=== The exercise ===
Copy every entry exactly as given, minus the images.

== == ==

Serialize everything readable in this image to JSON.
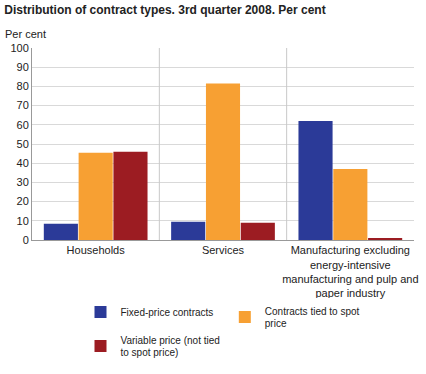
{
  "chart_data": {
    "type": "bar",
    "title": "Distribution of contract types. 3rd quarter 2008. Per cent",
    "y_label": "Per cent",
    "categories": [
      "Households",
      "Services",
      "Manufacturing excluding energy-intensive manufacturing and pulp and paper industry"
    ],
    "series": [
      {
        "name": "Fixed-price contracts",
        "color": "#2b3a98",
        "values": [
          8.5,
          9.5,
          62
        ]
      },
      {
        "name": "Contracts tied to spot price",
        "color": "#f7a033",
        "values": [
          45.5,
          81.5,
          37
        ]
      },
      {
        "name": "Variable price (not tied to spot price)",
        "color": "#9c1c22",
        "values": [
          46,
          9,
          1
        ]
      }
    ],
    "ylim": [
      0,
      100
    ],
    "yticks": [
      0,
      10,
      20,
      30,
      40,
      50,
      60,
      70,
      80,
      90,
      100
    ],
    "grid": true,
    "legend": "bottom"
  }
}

== == ==

=== Task answer ===
Serialize everything readable in this image to JSON.
{
  "chart_data": {
    "type": "bar",
    "title": "Distribution of contract types. 3rd quarter 2008. Per cent",
    "y_label": "Per cent",
    "categories": [
      "Households",
      "Services",
      "Manufacturing excluding energy-intensive manufacturing and pulp and paper industry"
    ],
    "series": [
      {
        "name": "Fixed-price contracts",
        "color": "#2b3a98",
        "values": [
          8.5,
          9.5,
          62
        ]
      },
      {
        "name": "Contracts tied to spot price",
        "color": "#f7a033",
        "values": [
          45.5,
          81.5,
          37
        ]
      },
      {
        "name": "Variable price (not tied to spot price)",
        "color": "#9c1c22",
        "values": [
          46,
          9,
          1
        ]
      }
    ],
    "ylim": [
      0,
      100
    ],
    "yticks": [
      0,
      10,
      20,
      30,
      40,
      50,
      60,
      70,
      80,
      90,
      100
    ],
    "grid": true,
    "legend": "bottom"
  }
}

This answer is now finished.